From the listing below, extract every line containing "boshlab".

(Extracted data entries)
◇ ◇ ◇ ◇ ◇
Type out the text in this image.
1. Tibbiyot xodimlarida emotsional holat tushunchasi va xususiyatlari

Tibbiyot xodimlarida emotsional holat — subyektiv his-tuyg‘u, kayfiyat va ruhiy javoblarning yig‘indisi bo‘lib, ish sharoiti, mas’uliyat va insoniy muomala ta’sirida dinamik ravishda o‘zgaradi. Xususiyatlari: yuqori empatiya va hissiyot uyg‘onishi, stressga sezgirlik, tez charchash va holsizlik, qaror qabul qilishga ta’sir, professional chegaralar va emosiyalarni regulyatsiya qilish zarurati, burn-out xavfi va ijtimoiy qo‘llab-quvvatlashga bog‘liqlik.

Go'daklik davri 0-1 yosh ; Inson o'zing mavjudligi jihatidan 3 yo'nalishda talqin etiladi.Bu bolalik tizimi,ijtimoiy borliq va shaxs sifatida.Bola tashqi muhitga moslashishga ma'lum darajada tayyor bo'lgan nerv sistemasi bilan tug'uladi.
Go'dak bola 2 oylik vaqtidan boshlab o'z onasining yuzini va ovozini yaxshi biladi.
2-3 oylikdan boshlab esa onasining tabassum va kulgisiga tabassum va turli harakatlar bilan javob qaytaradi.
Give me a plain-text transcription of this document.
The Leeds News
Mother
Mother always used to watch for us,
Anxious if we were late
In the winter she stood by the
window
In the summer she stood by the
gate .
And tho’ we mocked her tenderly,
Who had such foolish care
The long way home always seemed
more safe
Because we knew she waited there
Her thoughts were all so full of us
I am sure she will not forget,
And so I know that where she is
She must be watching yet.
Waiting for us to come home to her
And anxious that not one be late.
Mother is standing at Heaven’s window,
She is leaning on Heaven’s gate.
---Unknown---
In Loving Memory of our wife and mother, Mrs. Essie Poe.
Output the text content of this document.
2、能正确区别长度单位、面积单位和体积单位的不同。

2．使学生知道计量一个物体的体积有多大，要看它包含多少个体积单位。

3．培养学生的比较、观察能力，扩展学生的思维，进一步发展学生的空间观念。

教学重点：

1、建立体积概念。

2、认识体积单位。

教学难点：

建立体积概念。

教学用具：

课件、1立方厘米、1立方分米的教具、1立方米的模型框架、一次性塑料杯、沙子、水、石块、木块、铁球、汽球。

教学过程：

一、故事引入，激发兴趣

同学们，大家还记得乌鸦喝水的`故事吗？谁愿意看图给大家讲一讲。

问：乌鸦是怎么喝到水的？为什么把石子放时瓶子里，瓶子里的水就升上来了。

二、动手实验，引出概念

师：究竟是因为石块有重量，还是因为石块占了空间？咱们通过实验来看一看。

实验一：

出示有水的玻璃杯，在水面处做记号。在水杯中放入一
◇ ◇ ◇ ◇ ◇
▶ ANSWER TO THE PROBLEM
Go'dak bola 2 oylik vaqtidan boshlab o'z onasining yuzini va ovozini yaxshi biladi.
2-3 oylikdan boshlab esa onasining tabassum va kulgisiga tabassum va turli harakatlar bilan javob qaytaradi.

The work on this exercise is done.